*** Given data ***

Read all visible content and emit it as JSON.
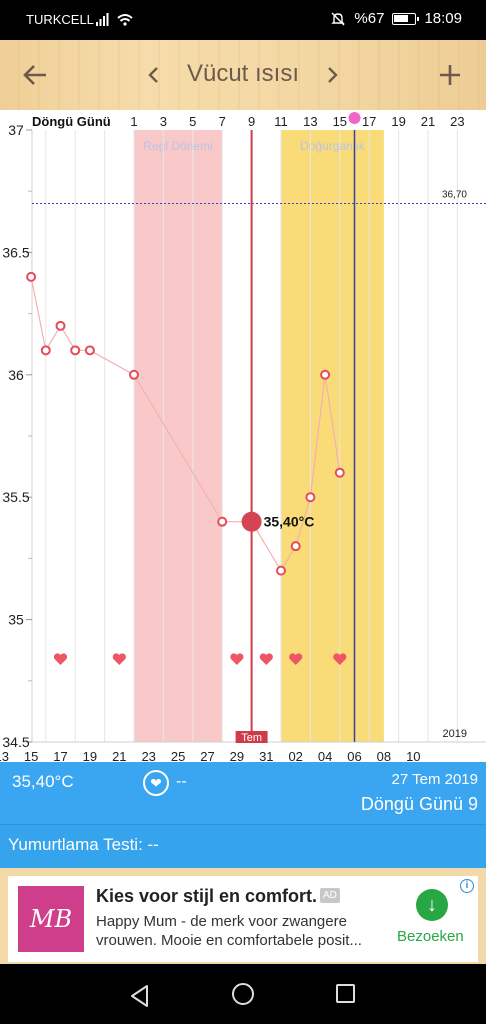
{
  "status_bar": {
    "carrier": "TURKCELL",
    "battery": "%67",
    "time": "18:09"
  },
  "toolbar": {
    "back_icon": "arrow-left-icon",
    "prev_icon": "chevron-left-icon",
    "title": "Vücut ısısı",
    "next_icon": "chevron-right-icon",
    "add_icon": "plus-icon"
  },
  "chart_data": {
    "type": "line",
    "top_axis_label": "Döngü Günü",
    "cycle_day_ticks": [
      "1",
      "3",
      "5",
      "7",
      "9",
      "11",
      "13",
      "15",
      "17",
      "19",
      "21",
      "23"
    ],
    "date_ticks": [
      "13",
      "15",
      "17",
      "19",
      "21",
      "23",
      "25",
      "27",
      "29",
      "31",
      "02",
      "04",
      "06",
      "08",
      "10"
    ],
    "y_ticks": [
      "37",
      "36.5",
      "36",
      "35.5",
      "35",
      "34.5"
    ],
    "ylim": [
      34.5,
      37
    ],
    "year_label": "2019",
    "month_label": "Tem",
    "threshold": {
      "value": 36.7,
      "label": "36,70"
    },
    "bands": [
      {
        "name": "Regl Dönemi",
        "from_day": 1,
        "to_day": 6,
        "color": "#f9c9c9"
      },
      {
        "name": "Doğurganlık",
        "from_day": 11,
        "to_day": 17,
        "color": "#f9dc78"
      }
    ],
    "selected_day": 9,
    "selected_label": "35,40°C",
    "ovulation_day": 16,
    "series": [
      {
        "color": "#f08a8a",
        "x_cycle_day": [
          -6,
          -5,
          -4,
          -3,
          -2,
          1,
          7,
          9,
          11,
          12,
          13,
          14,
          15
        ],
        "values": [
          36.4,
          36.1,
          36.2,
          36.1,
          36.1,
          36.0,
          35.4,
          35.4,
          35.2,
          35.3,
          35.5,
          36.0,
          35.6
        ]
      }
    ],
    "hearts_cycle_days": [
      -4,
      0,
      8,
      10,
      12,
      15
    ]
  },
  "info_bar": {
    "temperature": "35,40°C",
    "heart_icon": "heart-icon",
    "heart_value": "--",
    "date": "27 Tem 2019",
    "cycle_day": "Döngü Günü 9"
  },
  "ovulation_test": {
    "label": "Yumurtlama Testi: --"
  },
  "ad": {
    "logo_text": "MB",
    "title": "Kies voor stijl en comfort.",
    "badge": "AD",
    "text": "Happy Mum - de merk voor zwangere vrouwen. Mooie en comfortabele posit...",
    "cta": "Bezoeken",
    "info_icon": "info-icon",
    "cta_icon": "download-arrow-icon"
  },
  "nav_bar": {
    "back_icon": "nav-back-icon",
    "home_icon": "nav-home-icon",
    "recent_icon": "nav-recent-icon"
  }
}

***

■ What is required:
The lines to collect are those holding the string "arrow"; copy them all.

■ Reply to the task:
    "back_icon": "arrow-left-icon",
    "cta_icon": "download-arrow-icon"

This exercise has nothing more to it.